Requirement → Repeat everything in the material exactly.

Data entries →
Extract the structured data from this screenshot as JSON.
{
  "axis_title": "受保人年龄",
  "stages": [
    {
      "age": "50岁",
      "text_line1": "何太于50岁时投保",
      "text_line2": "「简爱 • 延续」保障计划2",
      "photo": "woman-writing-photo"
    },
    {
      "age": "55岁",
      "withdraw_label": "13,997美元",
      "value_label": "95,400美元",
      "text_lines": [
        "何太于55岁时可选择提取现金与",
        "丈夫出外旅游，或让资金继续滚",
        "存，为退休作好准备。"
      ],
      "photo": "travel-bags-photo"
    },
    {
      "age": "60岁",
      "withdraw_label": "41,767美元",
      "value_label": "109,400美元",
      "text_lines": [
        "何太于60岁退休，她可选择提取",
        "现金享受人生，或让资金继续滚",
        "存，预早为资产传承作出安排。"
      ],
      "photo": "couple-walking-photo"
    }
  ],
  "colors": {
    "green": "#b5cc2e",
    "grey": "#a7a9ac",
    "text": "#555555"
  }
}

Correct result →
Extract the structured data from this screenshot as JSON.
{
  "axis_title": "受保人年龄",
  "stages": [
    {
      "age": "50岁",
      "text_line1": "何太于50岁时投保",
      "text_line2": "「简爱 • 延续」保障计划2",
      "photo": "woman-writing-photo"
    },
    {
      "age": "55岁",
      "withdraw_label": "13,997美元",
      "value_label": "95,400美元",
      "text_lines": [
        "何太于55岁时可选择提取现金与",
        "丈夫出外旅游，或让资金继续滚",
        "存，为退休作好准备。"
      ],
      "photo": "travel-bags-photo"
    },
    {
      "age": "60岁",
      "withdraw_label": "41,767美元",
      "value_label": "109,400美元",
      "text_lines": [
        "何太于60岁退休，她可选择提取",
        "现金享受人生，或让资金继续滚",
        "存，预早为资产传承作出安排。"
      ],
      "photo": "couple-walking-photo"
    }
  ],
  "colors": {
    "green": "#b5cc2e",
    "grey": "#a7a9ac",
    "text": "#555555"
  }
}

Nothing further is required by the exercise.